> Data records
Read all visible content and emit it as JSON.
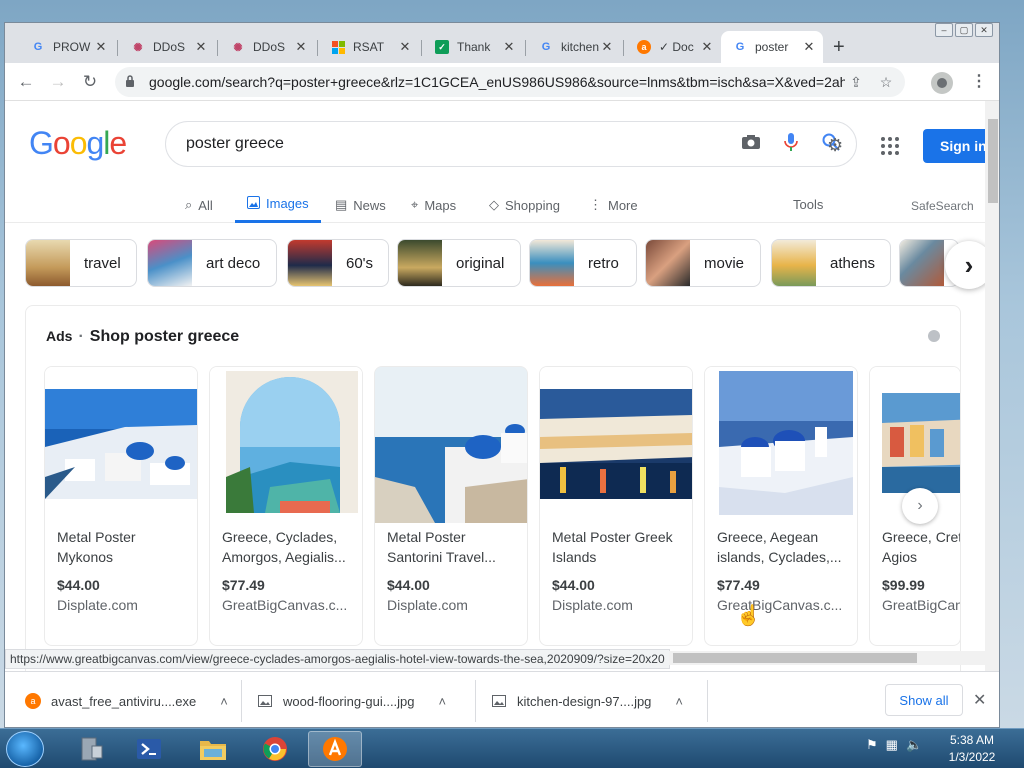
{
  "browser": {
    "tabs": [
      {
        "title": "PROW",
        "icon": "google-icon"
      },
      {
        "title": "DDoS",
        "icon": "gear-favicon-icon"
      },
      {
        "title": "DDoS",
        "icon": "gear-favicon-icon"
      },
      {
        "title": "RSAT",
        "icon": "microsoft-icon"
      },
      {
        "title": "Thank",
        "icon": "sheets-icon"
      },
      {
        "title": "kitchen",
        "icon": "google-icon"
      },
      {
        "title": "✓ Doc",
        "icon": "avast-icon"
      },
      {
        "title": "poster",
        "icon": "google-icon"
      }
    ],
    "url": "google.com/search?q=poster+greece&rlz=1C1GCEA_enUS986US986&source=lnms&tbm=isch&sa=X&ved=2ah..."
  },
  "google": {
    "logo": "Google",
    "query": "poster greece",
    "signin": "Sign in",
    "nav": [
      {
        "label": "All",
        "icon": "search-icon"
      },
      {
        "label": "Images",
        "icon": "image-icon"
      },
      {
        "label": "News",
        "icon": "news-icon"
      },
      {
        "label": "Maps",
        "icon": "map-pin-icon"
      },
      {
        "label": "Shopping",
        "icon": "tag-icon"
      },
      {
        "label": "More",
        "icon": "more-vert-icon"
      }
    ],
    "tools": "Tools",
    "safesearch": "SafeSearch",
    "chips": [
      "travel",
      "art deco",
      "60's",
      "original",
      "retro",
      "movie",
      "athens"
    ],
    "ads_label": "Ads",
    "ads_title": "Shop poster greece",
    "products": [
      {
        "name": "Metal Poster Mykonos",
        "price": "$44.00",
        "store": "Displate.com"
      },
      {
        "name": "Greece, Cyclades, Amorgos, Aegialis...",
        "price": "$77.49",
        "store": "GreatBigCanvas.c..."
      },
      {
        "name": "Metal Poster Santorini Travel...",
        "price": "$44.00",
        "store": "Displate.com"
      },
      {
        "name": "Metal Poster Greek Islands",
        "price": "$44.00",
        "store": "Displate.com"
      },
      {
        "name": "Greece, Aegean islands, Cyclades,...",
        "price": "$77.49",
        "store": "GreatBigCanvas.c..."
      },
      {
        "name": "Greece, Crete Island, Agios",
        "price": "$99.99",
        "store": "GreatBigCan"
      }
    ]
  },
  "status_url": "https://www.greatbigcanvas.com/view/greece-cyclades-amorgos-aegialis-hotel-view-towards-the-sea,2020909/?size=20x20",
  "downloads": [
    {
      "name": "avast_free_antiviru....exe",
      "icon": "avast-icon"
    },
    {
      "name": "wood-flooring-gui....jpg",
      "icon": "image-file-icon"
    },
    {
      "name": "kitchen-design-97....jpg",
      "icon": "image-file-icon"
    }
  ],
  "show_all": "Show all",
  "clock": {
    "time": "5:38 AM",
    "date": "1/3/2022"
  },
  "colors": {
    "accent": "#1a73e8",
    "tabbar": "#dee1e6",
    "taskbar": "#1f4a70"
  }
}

* * *

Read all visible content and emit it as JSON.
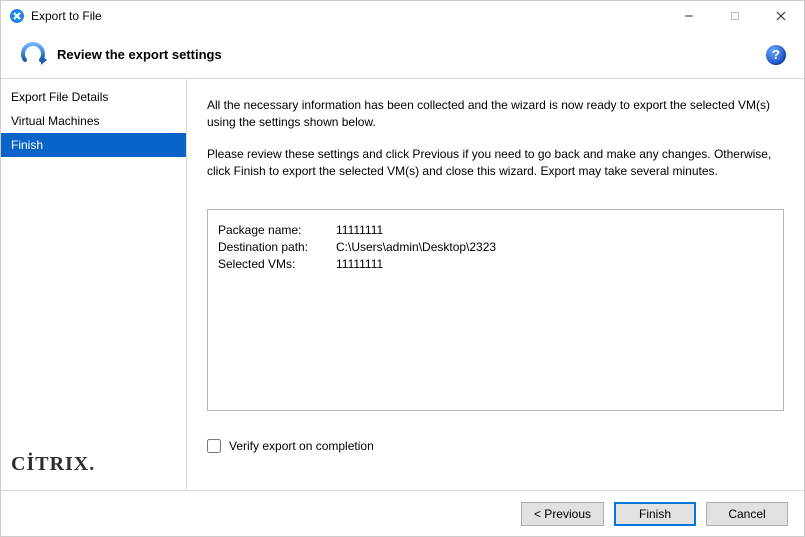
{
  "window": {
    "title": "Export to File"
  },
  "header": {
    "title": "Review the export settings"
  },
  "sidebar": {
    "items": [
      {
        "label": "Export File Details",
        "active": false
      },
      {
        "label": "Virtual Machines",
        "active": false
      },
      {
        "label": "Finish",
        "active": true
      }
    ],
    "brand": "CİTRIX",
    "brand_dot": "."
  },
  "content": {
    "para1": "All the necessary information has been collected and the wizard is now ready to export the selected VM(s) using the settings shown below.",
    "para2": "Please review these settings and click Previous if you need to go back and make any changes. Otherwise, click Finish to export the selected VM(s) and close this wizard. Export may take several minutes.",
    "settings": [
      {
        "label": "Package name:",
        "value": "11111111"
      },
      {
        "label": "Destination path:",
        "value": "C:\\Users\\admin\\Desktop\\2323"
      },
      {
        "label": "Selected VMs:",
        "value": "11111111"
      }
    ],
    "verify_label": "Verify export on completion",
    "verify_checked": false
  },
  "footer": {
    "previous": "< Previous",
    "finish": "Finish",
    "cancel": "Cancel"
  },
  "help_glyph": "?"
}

* * *

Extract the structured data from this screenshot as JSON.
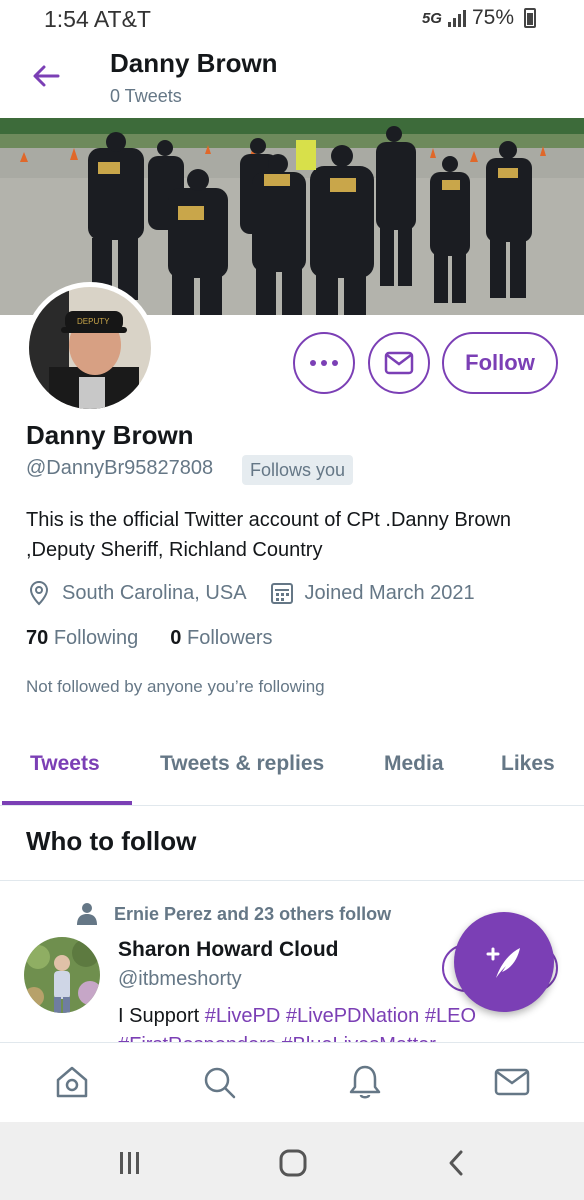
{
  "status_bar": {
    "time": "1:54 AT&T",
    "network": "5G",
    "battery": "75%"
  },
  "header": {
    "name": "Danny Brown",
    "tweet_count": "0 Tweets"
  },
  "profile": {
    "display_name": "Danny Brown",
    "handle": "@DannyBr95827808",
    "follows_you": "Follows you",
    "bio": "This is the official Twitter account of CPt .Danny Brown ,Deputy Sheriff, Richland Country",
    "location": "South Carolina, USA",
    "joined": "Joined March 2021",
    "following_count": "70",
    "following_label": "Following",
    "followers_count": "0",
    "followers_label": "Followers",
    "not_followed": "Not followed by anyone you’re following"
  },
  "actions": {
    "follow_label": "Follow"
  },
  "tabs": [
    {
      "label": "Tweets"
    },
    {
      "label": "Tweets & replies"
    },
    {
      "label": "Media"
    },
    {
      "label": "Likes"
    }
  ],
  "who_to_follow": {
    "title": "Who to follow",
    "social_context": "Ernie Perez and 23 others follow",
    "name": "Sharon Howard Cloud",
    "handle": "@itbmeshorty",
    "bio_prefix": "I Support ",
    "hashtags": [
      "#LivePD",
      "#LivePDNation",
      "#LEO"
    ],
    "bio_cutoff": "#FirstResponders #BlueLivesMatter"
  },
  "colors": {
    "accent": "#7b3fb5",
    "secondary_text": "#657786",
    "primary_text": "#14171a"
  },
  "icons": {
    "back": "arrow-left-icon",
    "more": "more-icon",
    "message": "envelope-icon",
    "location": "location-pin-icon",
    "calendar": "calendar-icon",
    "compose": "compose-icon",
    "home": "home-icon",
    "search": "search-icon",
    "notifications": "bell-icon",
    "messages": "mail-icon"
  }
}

> What is expected
Copy each line that contains the word "location".

> Exercise answer
    "location": "South Carolina, USA",
    "location": "location-pin-icon",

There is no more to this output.